[EXERCISE INSTRUCTIONS]:
Keep only those lines of the records that include the string "JSON".
════════════════
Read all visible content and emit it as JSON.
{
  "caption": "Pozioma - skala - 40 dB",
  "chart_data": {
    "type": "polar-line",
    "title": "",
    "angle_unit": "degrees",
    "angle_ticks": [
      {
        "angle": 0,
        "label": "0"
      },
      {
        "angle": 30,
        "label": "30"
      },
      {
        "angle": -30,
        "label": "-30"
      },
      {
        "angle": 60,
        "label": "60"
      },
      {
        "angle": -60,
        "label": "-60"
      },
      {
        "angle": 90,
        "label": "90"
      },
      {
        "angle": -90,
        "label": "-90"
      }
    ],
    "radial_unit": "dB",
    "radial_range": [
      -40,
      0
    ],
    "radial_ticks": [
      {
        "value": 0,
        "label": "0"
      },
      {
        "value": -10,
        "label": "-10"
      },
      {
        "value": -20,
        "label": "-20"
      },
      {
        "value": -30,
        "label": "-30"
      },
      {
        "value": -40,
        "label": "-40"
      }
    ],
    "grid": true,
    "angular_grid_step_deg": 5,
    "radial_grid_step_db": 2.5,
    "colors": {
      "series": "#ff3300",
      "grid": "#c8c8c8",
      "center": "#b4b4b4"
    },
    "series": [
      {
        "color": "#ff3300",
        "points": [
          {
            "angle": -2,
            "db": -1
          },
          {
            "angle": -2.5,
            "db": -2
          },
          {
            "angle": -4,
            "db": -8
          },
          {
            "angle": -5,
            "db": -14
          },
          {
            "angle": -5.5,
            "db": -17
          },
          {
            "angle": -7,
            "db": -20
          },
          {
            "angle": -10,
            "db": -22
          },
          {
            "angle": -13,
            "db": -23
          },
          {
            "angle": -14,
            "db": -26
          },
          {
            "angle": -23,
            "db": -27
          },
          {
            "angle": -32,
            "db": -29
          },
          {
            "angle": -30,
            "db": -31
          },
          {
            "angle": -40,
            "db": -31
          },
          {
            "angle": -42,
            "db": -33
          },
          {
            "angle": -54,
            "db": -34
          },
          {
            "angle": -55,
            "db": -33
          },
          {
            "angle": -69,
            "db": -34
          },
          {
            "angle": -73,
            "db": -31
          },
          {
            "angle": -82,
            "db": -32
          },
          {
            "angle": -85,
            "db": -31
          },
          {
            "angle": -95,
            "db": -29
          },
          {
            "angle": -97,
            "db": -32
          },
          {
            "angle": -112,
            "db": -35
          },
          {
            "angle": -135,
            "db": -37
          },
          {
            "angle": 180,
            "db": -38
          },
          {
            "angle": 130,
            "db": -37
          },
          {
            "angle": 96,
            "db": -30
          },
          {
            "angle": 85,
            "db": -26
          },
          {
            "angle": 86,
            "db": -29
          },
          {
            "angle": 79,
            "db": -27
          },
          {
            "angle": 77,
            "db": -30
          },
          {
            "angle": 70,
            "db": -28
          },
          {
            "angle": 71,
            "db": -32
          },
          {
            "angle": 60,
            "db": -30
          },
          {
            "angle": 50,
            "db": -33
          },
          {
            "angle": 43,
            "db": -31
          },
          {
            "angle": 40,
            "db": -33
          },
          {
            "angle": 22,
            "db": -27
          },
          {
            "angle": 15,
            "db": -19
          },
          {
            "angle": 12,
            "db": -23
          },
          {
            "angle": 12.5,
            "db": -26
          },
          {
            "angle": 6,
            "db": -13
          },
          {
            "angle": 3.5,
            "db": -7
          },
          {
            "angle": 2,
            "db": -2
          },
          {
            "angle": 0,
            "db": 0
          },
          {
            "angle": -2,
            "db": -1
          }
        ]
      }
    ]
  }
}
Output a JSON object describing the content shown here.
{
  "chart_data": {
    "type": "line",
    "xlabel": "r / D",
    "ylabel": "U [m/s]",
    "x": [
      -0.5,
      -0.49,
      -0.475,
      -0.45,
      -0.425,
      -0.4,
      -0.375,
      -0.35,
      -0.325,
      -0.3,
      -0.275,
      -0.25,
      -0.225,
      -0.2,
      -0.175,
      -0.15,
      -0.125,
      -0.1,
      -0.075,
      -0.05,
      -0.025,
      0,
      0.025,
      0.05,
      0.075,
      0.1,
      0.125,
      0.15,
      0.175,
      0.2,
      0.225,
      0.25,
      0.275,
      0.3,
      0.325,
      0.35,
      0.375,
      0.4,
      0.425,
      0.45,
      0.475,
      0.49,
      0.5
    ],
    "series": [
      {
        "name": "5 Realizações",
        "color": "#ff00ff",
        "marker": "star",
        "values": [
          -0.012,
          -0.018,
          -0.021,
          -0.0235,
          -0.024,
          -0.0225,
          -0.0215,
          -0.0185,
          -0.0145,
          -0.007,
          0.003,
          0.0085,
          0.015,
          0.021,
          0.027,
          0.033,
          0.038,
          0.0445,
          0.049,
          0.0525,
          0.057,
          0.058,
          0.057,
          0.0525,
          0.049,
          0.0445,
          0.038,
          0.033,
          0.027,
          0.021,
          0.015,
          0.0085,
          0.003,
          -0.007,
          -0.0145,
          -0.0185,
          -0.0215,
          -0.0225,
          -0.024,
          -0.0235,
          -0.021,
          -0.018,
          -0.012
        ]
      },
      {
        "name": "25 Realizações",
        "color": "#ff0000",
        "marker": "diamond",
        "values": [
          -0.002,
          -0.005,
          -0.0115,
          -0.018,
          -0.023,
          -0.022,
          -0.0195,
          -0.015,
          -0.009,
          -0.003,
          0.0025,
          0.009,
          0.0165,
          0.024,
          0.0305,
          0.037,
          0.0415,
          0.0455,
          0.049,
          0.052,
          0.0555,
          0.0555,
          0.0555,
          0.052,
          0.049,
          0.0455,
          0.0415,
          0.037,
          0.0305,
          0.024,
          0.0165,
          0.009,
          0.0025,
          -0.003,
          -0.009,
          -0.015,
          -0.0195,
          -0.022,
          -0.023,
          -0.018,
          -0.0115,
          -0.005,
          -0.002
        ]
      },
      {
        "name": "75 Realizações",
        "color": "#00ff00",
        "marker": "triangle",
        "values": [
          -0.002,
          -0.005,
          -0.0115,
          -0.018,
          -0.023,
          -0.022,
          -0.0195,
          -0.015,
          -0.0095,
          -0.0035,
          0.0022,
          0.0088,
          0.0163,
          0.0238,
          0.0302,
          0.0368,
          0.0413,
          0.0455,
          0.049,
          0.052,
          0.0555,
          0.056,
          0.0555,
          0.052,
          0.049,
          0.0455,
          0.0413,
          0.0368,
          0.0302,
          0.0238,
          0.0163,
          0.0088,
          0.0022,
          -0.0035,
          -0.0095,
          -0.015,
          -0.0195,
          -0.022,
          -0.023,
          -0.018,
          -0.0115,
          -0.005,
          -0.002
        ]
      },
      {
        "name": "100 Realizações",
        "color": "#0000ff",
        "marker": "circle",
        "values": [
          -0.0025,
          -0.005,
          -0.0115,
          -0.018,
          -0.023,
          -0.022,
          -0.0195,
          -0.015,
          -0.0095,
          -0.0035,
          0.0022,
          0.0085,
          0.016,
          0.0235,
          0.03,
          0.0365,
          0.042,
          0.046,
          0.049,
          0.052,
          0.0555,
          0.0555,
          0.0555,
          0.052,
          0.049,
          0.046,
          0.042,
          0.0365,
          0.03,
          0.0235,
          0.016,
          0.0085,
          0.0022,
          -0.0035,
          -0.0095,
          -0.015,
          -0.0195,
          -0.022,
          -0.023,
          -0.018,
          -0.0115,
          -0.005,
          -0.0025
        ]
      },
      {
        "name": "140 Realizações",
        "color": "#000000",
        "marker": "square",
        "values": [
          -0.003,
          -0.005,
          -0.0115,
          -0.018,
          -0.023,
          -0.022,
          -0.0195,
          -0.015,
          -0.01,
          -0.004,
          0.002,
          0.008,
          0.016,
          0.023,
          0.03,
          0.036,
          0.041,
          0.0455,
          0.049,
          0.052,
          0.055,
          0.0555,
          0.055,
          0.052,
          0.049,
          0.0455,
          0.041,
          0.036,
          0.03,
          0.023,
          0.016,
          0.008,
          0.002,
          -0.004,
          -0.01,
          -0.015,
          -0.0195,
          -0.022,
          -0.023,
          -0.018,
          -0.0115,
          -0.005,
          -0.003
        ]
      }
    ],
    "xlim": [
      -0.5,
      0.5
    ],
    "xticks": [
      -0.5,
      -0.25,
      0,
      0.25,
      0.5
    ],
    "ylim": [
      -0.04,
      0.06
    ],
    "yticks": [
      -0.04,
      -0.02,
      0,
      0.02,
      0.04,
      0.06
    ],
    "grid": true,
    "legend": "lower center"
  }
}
════════════════
[FINAL ANSWER]:
Read all visible content and emit it as JSON.
Output a JSON object describing the content shown here.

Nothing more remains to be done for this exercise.